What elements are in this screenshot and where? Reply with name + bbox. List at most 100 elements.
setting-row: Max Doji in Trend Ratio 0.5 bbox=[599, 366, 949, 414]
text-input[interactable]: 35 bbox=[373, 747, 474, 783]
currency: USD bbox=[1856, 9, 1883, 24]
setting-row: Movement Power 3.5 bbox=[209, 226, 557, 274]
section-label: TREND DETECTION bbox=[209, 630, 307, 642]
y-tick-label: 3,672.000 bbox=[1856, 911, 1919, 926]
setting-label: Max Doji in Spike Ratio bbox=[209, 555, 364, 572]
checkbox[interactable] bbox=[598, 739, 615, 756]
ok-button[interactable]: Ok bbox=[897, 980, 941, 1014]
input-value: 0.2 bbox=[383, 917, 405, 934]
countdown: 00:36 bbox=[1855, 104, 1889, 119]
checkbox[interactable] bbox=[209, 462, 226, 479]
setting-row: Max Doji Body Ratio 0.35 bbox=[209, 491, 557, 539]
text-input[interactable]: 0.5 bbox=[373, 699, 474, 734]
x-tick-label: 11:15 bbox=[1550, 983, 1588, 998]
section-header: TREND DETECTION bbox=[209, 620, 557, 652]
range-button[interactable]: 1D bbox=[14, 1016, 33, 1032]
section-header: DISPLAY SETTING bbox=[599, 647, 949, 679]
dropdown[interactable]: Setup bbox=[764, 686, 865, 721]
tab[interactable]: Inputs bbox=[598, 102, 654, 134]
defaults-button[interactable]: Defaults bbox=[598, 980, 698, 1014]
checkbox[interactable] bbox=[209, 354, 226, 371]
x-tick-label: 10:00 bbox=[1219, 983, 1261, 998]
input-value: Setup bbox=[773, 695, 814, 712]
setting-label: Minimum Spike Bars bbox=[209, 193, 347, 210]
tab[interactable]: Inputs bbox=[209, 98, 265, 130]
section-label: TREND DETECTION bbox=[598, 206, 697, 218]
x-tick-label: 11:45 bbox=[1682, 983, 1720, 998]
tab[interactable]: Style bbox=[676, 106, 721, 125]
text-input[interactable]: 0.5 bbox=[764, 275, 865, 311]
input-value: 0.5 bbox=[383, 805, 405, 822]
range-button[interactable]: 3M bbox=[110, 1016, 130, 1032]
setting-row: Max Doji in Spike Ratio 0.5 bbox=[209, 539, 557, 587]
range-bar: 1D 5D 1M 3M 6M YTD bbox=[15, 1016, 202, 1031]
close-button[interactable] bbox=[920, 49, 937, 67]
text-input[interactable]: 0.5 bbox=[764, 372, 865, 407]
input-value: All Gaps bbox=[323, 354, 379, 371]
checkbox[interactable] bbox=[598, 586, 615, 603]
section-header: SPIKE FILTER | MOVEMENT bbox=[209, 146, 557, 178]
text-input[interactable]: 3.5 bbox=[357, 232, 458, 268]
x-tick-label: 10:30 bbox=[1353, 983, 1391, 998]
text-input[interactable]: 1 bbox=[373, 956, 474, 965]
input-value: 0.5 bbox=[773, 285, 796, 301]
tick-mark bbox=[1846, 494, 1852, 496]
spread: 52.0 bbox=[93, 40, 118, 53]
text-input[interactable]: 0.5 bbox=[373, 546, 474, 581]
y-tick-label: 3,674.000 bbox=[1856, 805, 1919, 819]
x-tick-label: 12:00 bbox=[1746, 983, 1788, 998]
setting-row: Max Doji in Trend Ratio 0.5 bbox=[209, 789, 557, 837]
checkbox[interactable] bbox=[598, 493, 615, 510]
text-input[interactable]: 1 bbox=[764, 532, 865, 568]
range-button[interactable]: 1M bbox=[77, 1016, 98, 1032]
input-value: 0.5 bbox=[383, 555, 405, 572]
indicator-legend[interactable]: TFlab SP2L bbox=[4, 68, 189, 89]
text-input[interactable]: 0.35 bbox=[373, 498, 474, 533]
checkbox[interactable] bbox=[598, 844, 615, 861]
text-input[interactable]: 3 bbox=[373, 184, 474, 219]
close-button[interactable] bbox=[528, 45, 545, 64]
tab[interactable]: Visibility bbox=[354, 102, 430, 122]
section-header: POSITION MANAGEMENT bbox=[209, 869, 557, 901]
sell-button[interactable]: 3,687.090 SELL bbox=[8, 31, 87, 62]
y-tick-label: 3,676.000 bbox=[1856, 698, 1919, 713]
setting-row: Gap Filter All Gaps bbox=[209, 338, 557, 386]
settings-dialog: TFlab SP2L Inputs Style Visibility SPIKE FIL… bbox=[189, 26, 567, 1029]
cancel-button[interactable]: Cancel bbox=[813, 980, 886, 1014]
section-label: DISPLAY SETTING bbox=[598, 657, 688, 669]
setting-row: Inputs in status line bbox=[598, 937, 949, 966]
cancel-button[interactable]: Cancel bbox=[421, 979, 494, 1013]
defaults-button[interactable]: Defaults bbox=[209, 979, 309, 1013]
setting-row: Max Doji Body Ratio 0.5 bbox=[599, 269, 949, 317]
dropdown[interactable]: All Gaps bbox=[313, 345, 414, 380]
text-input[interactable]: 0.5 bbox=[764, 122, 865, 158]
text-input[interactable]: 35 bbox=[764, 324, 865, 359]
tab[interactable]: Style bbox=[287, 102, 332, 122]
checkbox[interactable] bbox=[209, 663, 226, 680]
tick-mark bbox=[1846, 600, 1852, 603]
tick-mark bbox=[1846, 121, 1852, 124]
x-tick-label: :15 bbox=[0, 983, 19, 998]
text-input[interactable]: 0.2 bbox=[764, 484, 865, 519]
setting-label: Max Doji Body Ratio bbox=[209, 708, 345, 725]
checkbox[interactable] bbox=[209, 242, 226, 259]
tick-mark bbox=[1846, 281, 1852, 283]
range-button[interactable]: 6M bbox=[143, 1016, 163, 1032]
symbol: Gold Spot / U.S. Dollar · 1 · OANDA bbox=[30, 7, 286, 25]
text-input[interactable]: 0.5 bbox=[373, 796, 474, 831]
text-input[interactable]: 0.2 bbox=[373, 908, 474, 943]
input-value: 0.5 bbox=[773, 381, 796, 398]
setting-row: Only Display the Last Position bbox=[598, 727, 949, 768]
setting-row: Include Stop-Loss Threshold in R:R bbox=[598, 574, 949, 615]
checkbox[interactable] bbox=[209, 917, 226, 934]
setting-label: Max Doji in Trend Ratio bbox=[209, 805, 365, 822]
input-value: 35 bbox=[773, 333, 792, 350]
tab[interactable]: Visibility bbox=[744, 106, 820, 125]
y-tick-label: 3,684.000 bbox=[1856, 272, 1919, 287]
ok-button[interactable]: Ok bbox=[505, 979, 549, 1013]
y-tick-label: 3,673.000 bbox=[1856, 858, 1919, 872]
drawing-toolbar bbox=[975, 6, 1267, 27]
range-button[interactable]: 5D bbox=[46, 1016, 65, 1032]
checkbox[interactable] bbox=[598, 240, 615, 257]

^^^^^^^^^^^^^^^^

What is required: Rename "Doji" to "Indecision" throughout the stretch from the start of the lines through the line containing "setting-label: Minimum Spike", and give only that stretch back with nothing else altered.

Finished answer:
What elements are in this screenshot and where? Reply with name + bbox. List at most 100 elements.
setting-row: Max Indecision in Trend Ratio 0.5 bbox=[599, 366, 949, 414]
text-input[interactable]: 35 bbox=[373, 747, 474, 783]
currency: USD bbox=[1856, 9, 1883, 24]
setting-row: Movement Power 3.5 bbox=[209, 226, 557, 274]
section-label: TREND DETECTION bbox=[209, 630, 307, 642]
y-tick-label: 3,672.000 bbox=[1856, 911, 1919, 926]
setting-label: Max Indecision in Spike Ratio bbox=[209, 555, 364, 572]
checkbox[interactable] bbox=[598, 739, 615, 756]
ok-button[interactable]: Ok bbox=[897, 980, 941, 1014]
input-value: 0.2 bbox=[383, 917, 405, 934]
countdown: 00:36 bbox=[1855, 104, 1889, 119]
checkbox[interactable] bbox=[209, 462, 226, 479]
setting-row: Max Indecision Body Ratio 0.35 bbox=[209, 491, 557, 539]
text-input[interactable]: 0.5 bbox=[373, 699, 474, 734]
x-tick-label: 11:15 bbox=[1550, 983, 1588, 998]
section-header: TREND DETECTION bbox=[209, 620, 557, 652]
range-button[interactable]: 1D bbox=[14, 1016, 33, 1032]
section-header: DISPLAY SETTING bbox=[599, 647, 949, 679]
dropdown[interactable]: Setup bbox=[764, 686, 865, 721]
tab[interactable]: Inputs bbox=[598, 102, 654, 134]
defaults-button[interactable]: Defaults bbox=[598, 980, 698, 1014]
checkbox[interactable] bbox=[209, 354, 226, 371]
x-tick-label: 10:00 bbox=[1219, 983, 1261, 998]
input-value: Setup bbox=[773, 695, 814, 712]
setting-label: Minimum Spike Bars bbox=[209, 193, 347, 210]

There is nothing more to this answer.